[Entries taken from a collection]
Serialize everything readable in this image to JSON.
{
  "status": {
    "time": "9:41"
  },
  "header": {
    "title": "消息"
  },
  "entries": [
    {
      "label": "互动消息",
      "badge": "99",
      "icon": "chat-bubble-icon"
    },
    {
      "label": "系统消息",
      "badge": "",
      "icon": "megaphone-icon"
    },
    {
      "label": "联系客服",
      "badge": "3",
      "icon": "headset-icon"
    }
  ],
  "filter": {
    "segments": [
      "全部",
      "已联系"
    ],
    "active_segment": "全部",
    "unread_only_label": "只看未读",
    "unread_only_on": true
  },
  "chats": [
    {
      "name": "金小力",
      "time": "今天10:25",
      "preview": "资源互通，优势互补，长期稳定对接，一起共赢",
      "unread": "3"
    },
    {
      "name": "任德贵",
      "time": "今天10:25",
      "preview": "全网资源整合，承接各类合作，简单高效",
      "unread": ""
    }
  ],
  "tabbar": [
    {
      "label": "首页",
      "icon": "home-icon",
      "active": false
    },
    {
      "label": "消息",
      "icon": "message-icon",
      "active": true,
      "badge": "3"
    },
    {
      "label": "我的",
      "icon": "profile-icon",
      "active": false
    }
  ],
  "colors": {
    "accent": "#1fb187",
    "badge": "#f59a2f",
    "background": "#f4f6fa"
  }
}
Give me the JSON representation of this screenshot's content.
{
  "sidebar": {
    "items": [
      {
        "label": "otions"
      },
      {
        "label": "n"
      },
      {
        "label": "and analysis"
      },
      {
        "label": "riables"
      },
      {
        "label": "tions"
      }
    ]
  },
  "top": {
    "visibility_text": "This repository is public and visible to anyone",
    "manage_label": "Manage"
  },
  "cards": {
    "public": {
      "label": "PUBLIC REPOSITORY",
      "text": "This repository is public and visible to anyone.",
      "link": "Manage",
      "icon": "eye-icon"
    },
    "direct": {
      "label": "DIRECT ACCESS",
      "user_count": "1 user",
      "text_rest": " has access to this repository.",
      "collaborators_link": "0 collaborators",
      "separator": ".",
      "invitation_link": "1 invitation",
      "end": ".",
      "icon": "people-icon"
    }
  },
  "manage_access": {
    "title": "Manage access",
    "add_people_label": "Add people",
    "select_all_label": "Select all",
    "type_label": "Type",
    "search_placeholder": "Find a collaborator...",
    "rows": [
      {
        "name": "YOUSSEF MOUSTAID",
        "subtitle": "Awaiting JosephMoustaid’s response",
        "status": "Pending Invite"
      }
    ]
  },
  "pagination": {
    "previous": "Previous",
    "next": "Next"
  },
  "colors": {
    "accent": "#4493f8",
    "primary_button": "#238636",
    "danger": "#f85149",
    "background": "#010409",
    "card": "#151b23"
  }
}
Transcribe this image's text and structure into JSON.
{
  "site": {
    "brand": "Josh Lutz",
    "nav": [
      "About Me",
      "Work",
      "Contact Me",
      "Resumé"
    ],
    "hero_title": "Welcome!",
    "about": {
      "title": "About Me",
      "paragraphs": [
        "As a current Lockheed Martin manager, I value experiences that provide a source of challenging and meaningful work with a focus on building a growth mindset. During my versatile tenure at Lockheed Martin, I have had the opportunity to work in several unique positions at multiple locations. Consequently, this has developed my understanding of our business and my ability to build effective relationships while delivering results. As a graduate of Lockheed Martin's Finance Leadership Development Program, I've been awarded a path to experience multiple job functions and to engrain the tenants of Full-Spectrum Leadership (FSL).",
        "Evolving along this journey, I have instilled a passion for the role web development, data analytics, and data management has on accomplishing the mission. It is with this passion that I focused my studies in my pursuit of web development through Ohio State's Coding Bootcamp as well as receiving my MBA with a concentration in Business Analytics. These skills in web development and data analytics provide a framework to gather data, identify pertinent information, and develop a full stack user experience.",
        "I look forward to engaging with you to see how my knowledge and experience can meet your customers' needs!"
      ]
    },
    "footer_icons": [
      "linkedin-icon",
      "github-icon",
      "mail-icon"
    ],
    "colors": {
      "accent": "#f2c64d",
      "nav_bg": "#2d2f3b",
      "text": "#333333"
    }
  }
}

Requirement = Count the lines in the records above that hold the word "anyone", and give only that number.

Response to the exercise = 2